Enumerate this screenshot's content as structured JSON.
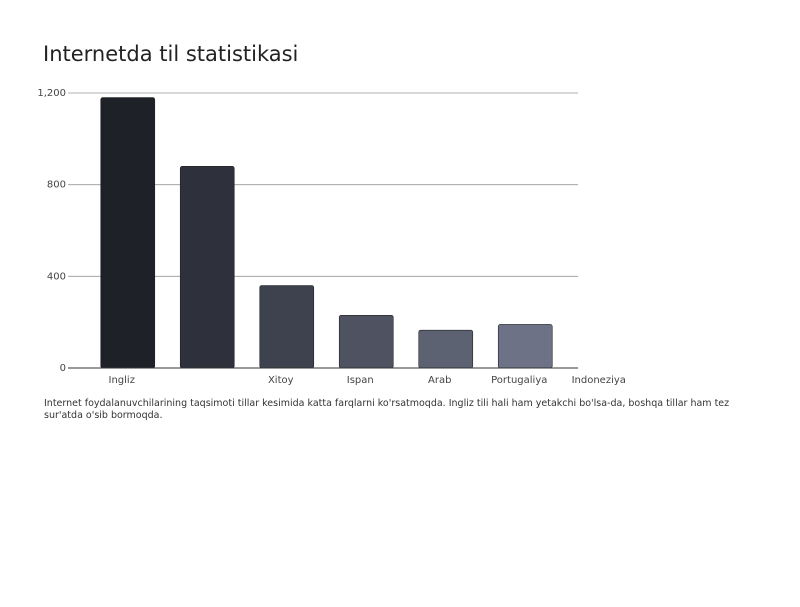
{
  "chart_data": {
    "type": "bar",
    "title": "Internetda til statistikasi",
    "categories": [
      "Ingliz",
      null,
      "Xitoy",
      "Ispan",
      "Arab",
      "Portugaliya",
      "Indoneziya"
    ],
    "values": [
      1180,
      880,
      360,
      230,
      165,
      190,
      null
    ],
    "colors": [
      "#1e2128",
      "#7d8299"
    ],
    "ylim": [
      0,
      1200
    ],
    "yticks": [
      0,
      400,
      800,
      {
        "value": 1200,
        "label": "1,200"
      }
    ],
    "grid": true,
    "description": "Internet foydalanuvchilarining taqsimoti tillar kesimida katta farqlarni ko'rsatmoqda. Ingliz tili hali ham yetakchi bo'lsa-da, boshqa tillar ham tez sur'atda o'sib bormoqda."
  }
}
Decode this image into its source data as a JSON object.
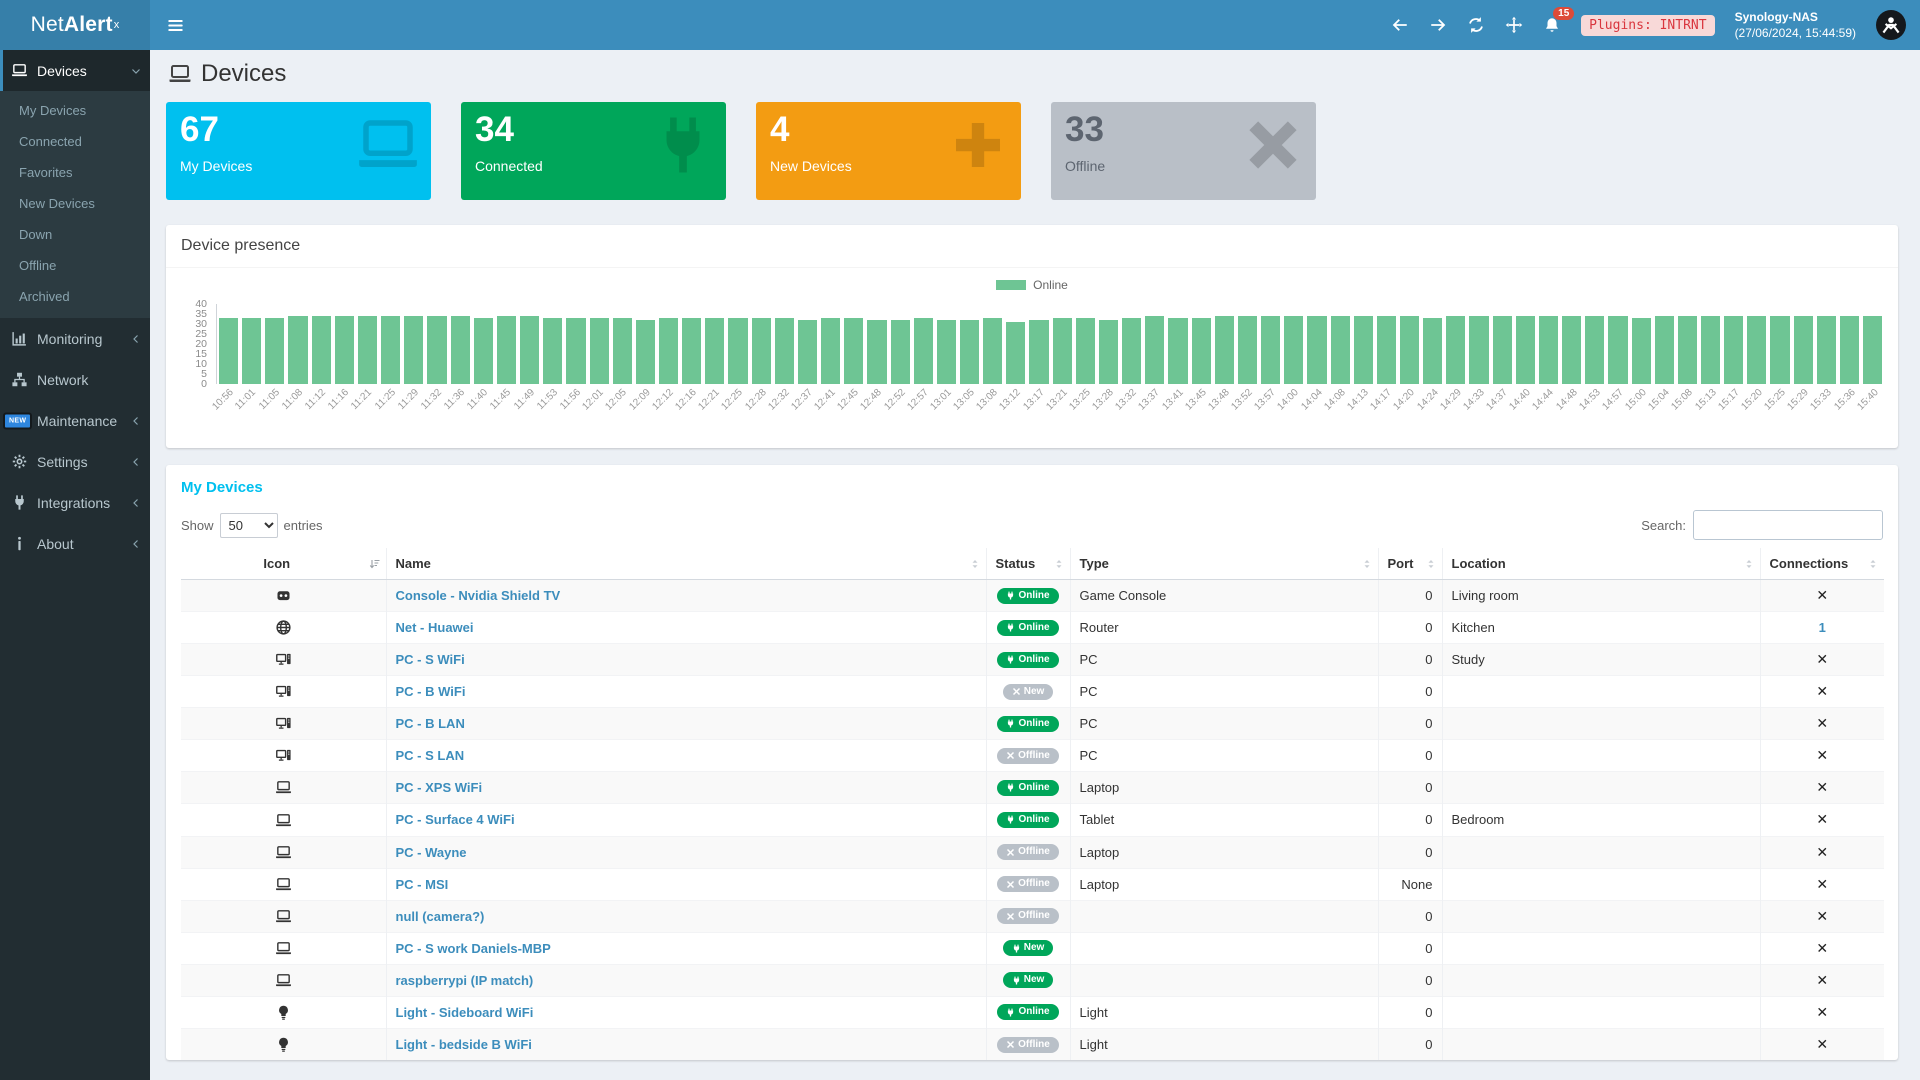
{
  "app": {
    "brand_prefix": "Net",
    "brand_bold": "Alert",
    "brand_sup": "x"
  },
  "topbar": {
    "notification_count": "15",
    "plugins_badge": "Plugins: INTRNT",
    "host_name": "Synology-NAS",
    "host_time": "(27/06/2024, 15:44:59)"
  },
  "sidebar": {
    "devices_label": "Devices",
    "device_submenu": [
      "My Devices",
      "Connected",
      "Favorites",
      "New Devices",
      "Down",
      "Offline",
      "Archived"
    ],
    "sections": [
      {
        "label": "Monitoring",
        "icon": "chart",
        "chevron": true,
        "badge": ""
      },
      {
        "label": "Network",
        "icon": "sitemap",
        "chevron": false,
        "badge": ""
      },
      {
        "label": "Maintenance",
        "icon": "wrench",
        "chevron": true,
        "badge": "NEW"
      },
      {
        "label": "Settings",
        "icon": "gear",
        "chevron": true,
        "badge": ""
      },
      {
        "label": "Integrations",
        "icon": "plug",
        "chevron": true,
        "badge": ""
      },
      {
        "label": "About",
        "icon": "info",
        "chevron": true,
        "badge": ""
      }
    ]
  },
  "page": {
    "title": "Devices"
  },
  "stats": [
    {
      "value": "67",
      "label": "My Devices",
      "color": "#00c0ef",
      "icon": "laptop",
      "muted": false
    },
    {
      "value": "34",
      "label": "Connected",
      "color": "#00a65a",
      "icon": "plug",
      "muted": false
    },
    {
      "value": "4",
      "label": "New Devices",
      "color": "#f39c12",
      "icon": "plus",
      "muted": false
    },
    {
      "value": "33",
      "label": "Offline",
      "color": "#b9bfc7",
      "icon": "times",
      "muted": true
    }
  ],
  "chart_data": {
    "type": "bar",
    "title": "Device presence",
    "legend": [
      "Online"
    ],
    "legend_position": "top",
    "series_color": "#6ec594",
    "grid": false,
    "xlabel": "",
    "ylabel": "",
    "ylim": [
      0,
      40
    ],
    "yticks": [
      40,
      35,
      30,
      25,
      20,
      15,
      10,
      5,
      0
    ],
    "categories": [
      "10:56",
      "11:01",
      "11:05",
      "11:08",
      "11:12",
      "11:16",
      "11:21",
      "11:25",
      "11:29",
      "11:32",
      "11:36",
      "11:40",
      "11:45",
      "11:49",
      "11:53",
      "11:56",
      "12:01",
      "12:05",
      "12:09",
      "12:12",
      "12:16",
      "12:21",
      "12:25",
      "12:28",
      "12:32",
      "12:37",
      "12:41",
      "12:45",
      "12:48",
      "12:52",
      "12:57",
      "13:01",
      "13:05",
      "13:08",
      "13:12",
      "13:17",
      "13:21",
      "13:25",
      "13:28",
      "13:32",
      "13:37",
      "13:41",
      "13:45",
      "13:48",
      "13:52",
      "13:57",
      "14:00",
      "14:04",
      "14:08",
      "14:13",
      "14:17",
      "14:20",
      "14:24",
      "14:29",
      "14:33",
      "14:37",
      "14:40",
      "14:44",
      "14:48",
      "14:53",
      "14:57",
      "15:00",
      "15:04",
      "15:08",
      "15:13",
      "15:17",
      "15:20",
      "15:25",
      "15:29",
      "15:33",
      "15:36",
      "15:40"
    ],
    "values": [
      33,
      33,
      33,
      34,
      34,
      34,
      34,
      34,
      34,
      34,
      34,
      33,
      34,
      34,
      33,
      33,
      33,
      33,
      32,
      33,
      33,
      33,
      33,
      33,
      33,
      32,
      33,
      33,
      32,
      32,
      33,
      32,
      32,
      33,
      31,
      32,
      33,
      33,
      32,
      33,
      34,
      33,
      33,
      34,
      34,
      34,
      34,
      34,
      34,
      34,
      34,
      34,
      33,
      34,
      34,
      34,
      34,
      34,
      34,
      34,
      34,
      33,
      34,
      34,
      34,
      34,
      34,
      34,
      34,
      34,
      34,
      34
    ]
  },
  "devices_table": {
    "title": "My Devices",
    "show_label": "Show",
    "entries_label": "entries",
    "page_size": "50",
    "search_label": "Search:",
    "columns": [
      "Icon",
      "Name",
      "Status",
      "Type",
      "Port",
      "Location",
      "Connections"
    ],
    "delete_glyph": "✕",
    "rows": [
      {
        "icon": "gamepad",
        "name": "Console - Nvidia Shield TV",
        "status": "Online",
        "status_variant": "green",
        "status_icon": "plugsm",
        "type": "Game Console",
        "port": "0",
        "location": "Living room",
        "connections": "✕",
        "connections_link": false
      },
      {
        "icon": "globe",
        "name": "Net - Huawei",
        "status": "Online",
        "status_variant": "green",
        "status_icon": "plugsm",
        "type": "Router",
        "port": "0",
        "location": "Kitchen",
        "connections": "1",
        "connections_link": true
      },
      {
        "icon": "desktop",
        "name": "PC - S WiFi",
        "status": "Online",
        "status_variant": "green",
        "status_icon": "plugsm",
        "type": "PC",
        "port": "0",
        "location": "Study",
        "connections": "✕",
        "connections_link": false
      },
      {
        "icon": "desktop",
        "name": "PC - B WiFi",
        "status": "New",
        "status_variant": "gray",
        "status_icon": "xsm",
        "type": "PC",
        "port": "0",
        "location": "",
        "connections": "✕",
        "connections_link": false
      },
      {
        "icon": "desktop",
        "name": "PC - B LAN",
        "status": "Online",
        "status_variant": "green",
        "status_icon": "plugsm",
        "type": "PC",
        "port": "0",
        "location": "",
        "connections": "✕",
        "connections_link": false
      },
      {
        "icon": "desktop",
        "name": "PC - S LAN",
        "status": "Offline",
        "status_variant": "gray",
        "status_icon": "xsm",
        "type": "PC",
        "port": "0",
        "location": "",
        "connections": "✕",
        "connections_link": false
      },
      {
        "icon": "laptop",
        "name": "PC - XPS WiFi",
        "status": "Online",
        "status_variant": "green",
        "status_icon": "plugsm",
        "type": "Laptop",
        "port": "0",
        "location": "",
        "connections": "✕",
        "connections_link": false
      },
      {
        "icon": "laptop",
        "name": "PC - Surface 4 WiFi",
        "status": "Online",
        "status_variant": "green",
        "status_icon": "plugsm",
        "type": "Tablet",
        "port": "0",
        "location": "Bedroom",
        "connections": "✕",
        "connections_link": false
      },
      {
        "icon": "laptop",
        "name": "PC - Wayne",
        "status": "Offline",
        "status_variant": "gray",
        "status_icon": "xsm",
        "type": "Laptop",
        "port": "0",
        "location": "",
        "connections": "✕",
        "connections_link": false
      },
      {
        "icon": "laptop",
        "name": "PC - MSI",
        "status": "Offline",
        "status_variant": "gray",
        "status_icon": "xsm",
        "type": "Laptop",
        "port": "None",
        "location": "",
        "connections": "✕",
        "connections_link": false
      },
      {
        "icon": "laptop",
        "name": "null (camera?)",
        "status": "Offline",
        "status_variant": "gray",
        "status_icon": "xsm",
        "type": "",
        "port": "0",
        "location": "",
        "connections": "✕",
        "connections_link": false
      },
      {
        "icon": "laptop",
        "name": "PC - S work Daniels-MBP",
        "status": "New",
        "status_variant": "green",
        "status_icon": "plugsm",
        "type": "",
        "port": "0",
        "location": "",
        "connections": "✕",
        "connections_link": false
      },
      {
        "icon": "laptop",
        "name": "raspberrypi (IP match)",
        "status": "New",
        "status_variant": "green",
        "status_icon": "plugsm",
        "type": "",
        "port": "0",
        "location": "",
        "connections": "✕",
        "connections_link": false
      },
      {
        "icon": "bulb",
        "name": "Light - Sideboard WiFi",
        "status": "Online",
        "status_variant": "green",
        "status_icon": "plugsm",
        "type": "Light",
        "port": "0",
        "location": "",
        "connections": "✕",
        "connections_link": false
      },
      {
        "icon": "bulb",
        "name": "Light - bedside B WiFi",
        "status": "Offline",
        "status_variant": "gray",
        "status_icon": "xsm",
        "type": "Light",
        "port": "0",
        "location": "",
        "connections": "✕",
        "connections_link": false
      }
    ]
  }
}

*Work instructions*:
Which lines above hold the word "Ingliz"? Copy each of them.

*Answer for this exercise*:
      "Ingliz",
    "description": "Internet foydalanuvchilarining taqsimoti tillar kesimida katta farqlarni ko'rsatmoqda. Ingliz tili hali ham yetakchi bo'lsa-da, boshqa tillar ham tez sur'atda o'sib bormoqda."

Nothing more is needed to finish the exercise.